-- start of TASK INPUT --

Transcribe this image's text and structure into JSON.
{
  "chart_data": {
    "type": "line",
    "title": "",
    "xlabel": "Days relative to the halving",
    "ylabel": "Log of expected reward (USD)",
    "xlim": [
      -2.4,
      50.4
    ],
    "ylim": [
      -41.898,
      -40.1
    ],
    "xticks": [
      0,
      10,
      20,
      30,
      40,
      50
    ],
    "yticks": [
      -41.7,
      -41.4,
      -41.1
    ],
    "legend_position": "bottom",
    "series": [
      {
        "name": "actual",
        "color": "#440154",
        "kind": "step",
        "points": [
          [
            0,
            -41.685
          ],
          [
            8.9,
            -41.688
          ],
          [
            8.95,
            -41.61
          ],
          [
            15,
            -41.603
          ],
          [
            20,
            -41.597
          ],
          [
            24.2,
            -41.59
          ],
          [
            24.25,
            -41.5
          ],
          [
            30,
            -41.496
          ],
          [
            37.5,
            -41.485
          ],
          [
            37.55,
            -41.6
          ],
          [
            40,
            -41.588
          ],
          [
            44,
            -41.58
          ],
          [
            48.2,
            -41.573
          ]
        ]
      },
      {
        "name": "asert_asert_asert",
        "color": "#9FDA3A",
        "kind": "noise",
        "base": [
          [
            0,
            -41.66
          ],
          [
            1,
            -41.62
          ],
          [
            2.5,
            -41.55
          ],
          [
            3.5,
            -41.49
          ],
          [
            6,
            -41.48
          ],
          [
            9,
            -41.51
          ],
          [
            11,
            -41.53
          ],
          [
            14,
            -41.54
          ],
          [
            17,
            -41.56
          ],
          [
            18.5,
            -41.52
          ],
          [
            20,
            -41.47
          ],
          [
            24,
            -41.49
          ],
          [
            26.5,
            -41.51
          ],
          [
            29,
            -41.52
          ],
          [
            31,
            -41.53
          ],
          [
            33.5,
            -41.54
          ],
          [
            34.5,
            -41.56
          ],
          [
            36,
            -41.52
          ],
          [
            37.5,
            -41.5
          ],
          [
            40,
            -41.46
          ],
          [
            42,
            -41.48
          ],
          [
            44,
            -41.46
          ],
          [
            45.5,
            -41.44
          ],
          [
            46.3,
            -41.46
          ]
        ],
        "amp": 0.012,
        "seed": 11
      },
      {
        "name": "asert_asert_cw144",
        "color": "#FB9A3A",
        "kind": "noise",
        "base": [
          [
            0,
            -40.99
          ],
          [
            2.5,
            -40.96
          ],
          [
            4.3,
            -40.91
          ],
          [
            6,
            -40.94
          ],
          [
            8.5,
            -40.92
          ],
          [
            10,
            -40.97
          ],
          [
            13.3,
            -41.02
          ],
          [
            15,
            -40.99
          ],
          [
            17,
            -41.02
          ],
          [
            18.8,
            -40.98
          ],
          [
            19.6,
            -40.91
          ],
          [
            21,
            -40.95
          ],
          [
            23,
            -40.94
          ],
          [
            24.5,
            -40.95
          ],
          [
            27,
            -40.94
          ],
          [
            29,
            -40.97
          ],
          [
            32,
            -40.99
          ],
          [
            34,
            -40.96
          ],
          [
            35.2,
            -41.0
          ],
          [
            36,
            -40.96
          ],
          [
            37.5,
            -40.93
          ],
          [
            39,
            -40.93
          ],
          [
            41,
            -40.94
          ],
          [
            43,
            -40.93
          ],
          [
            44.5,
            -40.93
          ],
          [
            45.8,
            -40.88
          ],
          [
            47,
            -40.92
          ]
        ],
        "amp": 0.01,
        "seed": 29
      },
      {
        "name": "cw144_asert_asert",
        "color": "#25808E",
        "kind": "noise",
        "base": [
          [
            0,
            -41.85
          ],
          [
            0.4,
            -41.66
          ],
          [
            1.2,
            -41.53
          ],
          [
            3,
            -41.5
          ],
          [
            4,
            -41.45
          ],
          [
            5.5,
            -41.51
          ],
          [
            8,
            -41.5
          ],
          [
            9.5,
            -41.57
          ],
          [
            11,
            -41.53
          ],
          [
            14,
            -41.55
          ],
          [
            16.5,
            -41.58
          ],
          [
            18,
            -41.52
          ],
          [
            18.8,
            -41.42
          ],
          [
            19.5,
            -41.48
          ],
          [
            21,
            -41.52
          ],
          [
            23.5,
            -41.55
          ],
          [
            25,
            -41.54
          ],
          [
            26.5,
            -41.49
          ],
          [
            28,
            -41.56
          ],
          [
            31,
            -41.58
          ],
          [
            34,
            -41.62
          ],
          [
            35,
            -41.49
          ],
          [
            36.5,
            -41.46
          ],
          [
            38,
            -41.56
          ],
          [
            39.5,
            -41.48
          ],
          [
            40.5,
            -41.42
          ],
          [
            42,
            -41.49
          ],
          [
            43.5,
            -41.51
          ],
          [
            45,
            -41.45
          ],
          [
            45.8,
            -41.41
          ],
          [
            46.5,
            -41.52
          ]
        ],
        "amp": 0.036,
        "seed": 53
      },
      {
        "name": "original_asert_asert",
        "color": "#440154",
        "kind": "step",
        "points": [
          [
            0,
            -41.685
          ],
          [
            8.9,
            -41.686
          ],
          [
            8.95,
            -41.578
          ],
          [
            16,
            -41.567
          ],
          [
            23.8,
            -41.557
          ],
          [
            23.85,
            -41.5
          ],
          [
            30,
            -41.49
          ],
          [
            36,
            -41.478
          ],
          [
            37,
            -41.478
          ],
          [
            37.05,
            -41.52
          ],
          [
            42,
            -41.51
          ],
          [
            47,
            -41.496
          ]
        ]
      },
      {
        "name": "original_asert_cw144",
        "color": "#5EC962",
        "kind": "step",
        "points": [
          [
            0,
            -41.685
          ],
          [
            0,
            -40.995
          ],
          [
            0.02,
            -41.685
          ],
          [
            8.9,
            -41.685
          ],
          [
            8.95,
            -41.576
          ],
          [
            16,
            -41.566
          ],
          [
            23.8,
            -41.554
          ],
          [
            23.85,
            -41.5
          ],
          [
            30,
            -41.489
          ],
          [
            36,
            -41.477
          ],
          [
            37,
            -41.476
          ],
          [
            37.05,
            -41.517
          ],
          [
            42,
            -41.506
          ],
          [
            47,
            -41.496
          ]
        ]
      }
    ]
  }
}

-- end of TASK INPUT --

* _TASK DETAILS_: Using the material above, work out how many lines contain the string "color". Give that number alone.

* _RESPONSE_: 6